Echo each of the following lines of material without any change.
[start of Task data]
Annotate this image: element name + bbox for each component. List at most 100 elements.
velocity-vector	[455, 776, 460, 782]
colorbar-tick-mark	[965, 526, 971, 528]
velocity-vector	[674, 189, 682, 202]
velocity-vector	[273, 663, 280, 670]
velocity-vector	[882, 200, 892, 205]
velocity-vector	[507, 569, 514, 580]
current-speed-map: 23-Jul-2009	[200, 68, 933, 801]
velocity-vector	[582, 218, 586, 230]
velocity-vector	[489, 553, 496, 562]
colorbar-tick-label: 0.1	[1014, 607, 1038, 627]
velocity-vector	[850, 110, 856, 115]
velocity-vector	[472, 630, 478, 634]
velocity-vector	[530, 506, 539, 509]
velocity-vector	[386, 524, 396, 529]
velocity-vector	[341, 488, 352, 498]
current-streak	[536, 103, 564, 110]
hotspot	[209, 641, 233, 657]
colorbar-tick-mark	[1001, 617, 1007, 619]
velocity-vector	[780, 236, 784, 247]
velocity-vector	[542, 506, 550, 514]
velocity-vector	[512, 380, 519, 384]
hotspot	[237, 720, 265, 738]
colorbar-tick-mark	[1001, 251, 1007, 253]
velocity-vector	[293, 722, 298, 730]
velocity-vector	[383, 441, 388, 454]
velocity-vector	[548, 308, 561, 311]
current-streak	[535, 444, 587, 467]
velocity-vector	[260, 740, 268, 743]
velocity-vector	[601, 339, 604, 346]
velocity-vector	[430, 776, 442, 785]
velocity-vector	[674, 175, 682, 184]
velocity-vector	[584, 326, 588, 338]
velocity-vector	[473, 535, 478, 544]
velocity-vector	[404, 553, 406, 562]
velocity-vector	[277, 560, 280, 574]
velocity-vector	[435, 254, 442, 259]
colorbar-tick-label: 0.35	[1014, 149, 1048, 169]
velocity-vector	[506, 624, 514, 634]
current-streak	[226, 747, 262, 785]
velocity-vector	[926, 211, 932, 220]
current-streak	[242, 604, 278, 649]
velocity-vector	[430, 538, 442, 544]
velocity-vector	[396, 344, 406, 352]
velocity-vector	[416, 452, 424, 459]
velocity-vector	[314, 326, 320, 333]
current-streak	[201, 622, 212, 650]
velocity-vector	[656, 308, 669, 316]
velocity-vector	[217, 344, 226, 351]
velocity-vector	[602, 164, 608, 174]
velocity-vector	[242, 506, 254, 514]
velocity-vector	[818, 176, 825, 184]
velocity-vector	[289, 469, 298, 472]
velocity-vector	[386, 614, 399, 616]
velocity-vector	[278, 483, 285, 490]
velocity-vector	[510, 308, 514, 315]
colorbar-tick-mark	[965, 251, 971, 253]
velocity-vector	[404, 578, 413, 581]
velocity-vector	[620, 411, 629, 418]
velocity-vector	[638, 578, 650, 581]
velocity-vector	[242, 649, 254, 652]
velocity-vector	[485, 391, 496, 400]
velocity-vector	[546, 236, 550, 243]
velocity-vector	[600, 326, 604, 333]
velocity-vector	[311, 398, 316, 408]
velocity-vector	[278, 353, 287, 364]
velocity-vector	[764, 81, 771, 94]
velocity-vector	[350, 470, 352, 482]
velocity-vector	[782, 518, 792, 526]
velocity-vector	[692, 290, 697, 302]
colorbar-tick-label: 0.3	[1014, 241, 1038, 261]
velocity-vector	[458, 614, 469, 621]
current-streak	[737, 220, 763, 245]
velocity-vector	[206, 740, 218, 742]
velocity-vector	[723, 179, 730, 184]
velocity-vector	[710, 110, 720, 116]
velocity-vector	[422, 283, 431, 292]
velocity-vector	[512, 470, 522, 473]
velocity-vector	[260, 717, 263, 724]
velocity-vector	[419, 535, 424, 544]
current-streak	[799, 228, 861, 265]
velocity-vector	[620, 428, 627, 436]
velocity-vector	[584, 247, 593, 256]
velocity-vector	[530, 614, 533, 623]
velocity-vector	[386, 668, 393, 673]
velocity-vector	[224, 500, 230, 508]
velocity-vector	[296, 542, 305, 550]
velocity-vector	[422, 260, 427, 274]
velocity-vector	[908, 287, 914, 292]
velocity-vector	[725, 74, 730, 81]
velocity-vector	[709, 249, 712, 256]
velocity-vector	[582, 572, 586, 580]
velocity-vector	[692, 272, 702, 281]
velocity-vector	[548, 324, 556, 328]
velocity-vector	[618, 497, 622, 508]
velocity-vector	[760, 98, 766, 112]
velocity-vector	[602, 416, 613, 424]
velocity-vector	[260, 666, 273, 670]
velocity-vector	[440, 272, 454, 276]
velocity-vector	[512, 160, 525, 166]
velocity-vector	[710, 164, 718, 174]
[end of Task data]
- **Output for this task**:
Annotate this image: element name + bbox for each component. List at most 100 elements.
velocity-vector	[455, 776, 460, 782]
colorbar-tick-mark	[965, 526, 971, 528]
velocity-vector	[674, 189, 682, 202]
velocity-vector	[273, 663, 280, 670]
velocity-vector	[882, 200, 892, 205]
velocity-vector	[507, 569, 514, 580]
current-speed-map: 23-Jul-2009	[200, 68, 933, 801]
velocity-vector	[582, 218, 586, 230]
velocity-vector	[489, 553, 496, 562]
colorbar-tick-label: 0.1	[1014, 607, 1038, 627]
velocity-vector	[850, 110, 856, 115]
velocity-vector	[472, 630, 478, 634]
velocity-vector	[530, 506, 539, 509]
velocity-vector	[386, 524, 396, 529]
velocity-vector	[341, 488, 352, 498]
current-streak	[536, 103, 564, 110]
hotspot	[209, 641, 233, 657]
colorbar-tick-mark	[1001, 617, 1007, 619]
velocity-vector	[780, 236, 784, 247]
velocity-vector	[542, 506, 550, 514]
velocity-vector	[512, 380, 519, 384]
hotspot	[237, 720, 265, 738]
colorbar-tick-mark	[1001, 251, 1007, 253]
velocity-vector	[293, 722, 298, 730]
velocity-vector	[383, 441, 388, 454]
velocity-vector	[548, 308, 561, 311]
current-streak	[535, 444, 587, 467]
velocity-vector	[260, 740, 268, 743]
velocity-vector	[601, 339, 604, 346]
velocity-vector	[430, 776, 442, 785]
velocity-vector	[674, 175, 682, 184]
velocity-vector	[584, 326, 588, 338]
velocity-vector	[473, 535, 478, 544]
velocity-vector	[404, 553, 406, 562]
velocity-vector	[277, 560, 280, 574]
velocity-vector	[435, 254, 442, 259]
colorbar-tick-label: 0.35	[1014, 149, 1048, 169]
velocity-vector	[506, 624, 514, 634]
current-streak	[226, 747, 262, 785]
velocity-vector	[926, 211, 932, 220]
current-streak	[242, 604, 278, 649]
velocity-vector	[430, 538, 442, 544]
velocity-vector	[396, 344, 406, 352]
velocity-vector	[416, 452, 424, 459]
velocity-vector	[314, 326, 320, 333]
current-streak	[201, 622, 212, 650]
velocity-vector	[656, 308, 669, 316]
velocity-vector	[217, 344, 226, 351]
velocity-vector	[602, 164, 608, 174]
velocity-vector	[242, 506, 254, 514]
velocity-vector	[818, 176, 825, 184]
velocity-vector	[289, 469, 298, 472]
velocity-vector	[386, 614, 399, 616]
velocity-vector	[278, 483, 285, 490]
velocity-vector	[510, 308, 514, 315]
colorbar-tick-mark	[965, 251, 971, 253]
velocity-vector	[404, 578, 413, 581]
velocity-vector	[620, 411, 629, 418]
velocity-vector	[638, 578, 650, 581]
velocity-vector	[242, 649, 254, 652]
velocity-vector	[485, 391, 496, 400]
velocity-vector	[546, 236, 550, 243]
velocity-vector	[600, 326, 604, 333]
velocity-vector	[311, 398, 316, 408]
velocity-vector	[278, 353, 287, 364]
velocity-vector	[764, 81, 771, 94]
velocity-vector	[350, 470, 352, 482]
velocity-vector	[782, 518, 792, 526]
velocity-vector	[692, 290, 697, 302]
colorbar-tick-label: 0.3	[1014, 241, 1038, 261]
velocity-vector	[458, 614, 469, 621]
current-streak	[737, 220, 763, 245]
velocity-vector	[206, 740, 218, 742]
velocity-vector	[723, 179, 730, 184]
velocity-vector	[710, 110, 720, 116]
velocity-vector	[422, 283, 431, 292]
velocity-vector	[512, 470, 522, 473]
velocity-vector	[260, 717, 263, 724]
velocity-vector	[419, 535, 424, 544]
current-streak	[799, 228, 861, 265]
velocity-vector	[620, 428, 627, 436]
velocity-vector	[584, 247, 593, 256]
velocity-vector	[530, 614, 533, 623]
velocity-vector	[386, 668, 393, 673]
velocity-vector	[224, 500, 230, 508]
velocity-vector	[296, 542, 305, 550]
velocity-vector	[422, 260, 427, 274]
velocity-vector	[908, 287, 914, 292]
velocity-vector	[725, 74, 730, 81]
velocity-vector	[709, 249, 712, 256]
velocity-vector	[582, 572, 586, 580]
velocity-vector	[692, 272, 702, 281]
velocity-vector	[548, 324, 556, 328]
velocity-vector	[618, 497, 622, 508]
velocity-vector	[760, 98, 766, 112]
velocity-vector	[602, 416, 613, 424]
velocity-vector	[260, 666, 273, 670]
velocity-vector	[440, 272, 454, 276]
velocity-vector	[512, 160, 525, 166]
velocity-vector	[710, 164, 718, 174]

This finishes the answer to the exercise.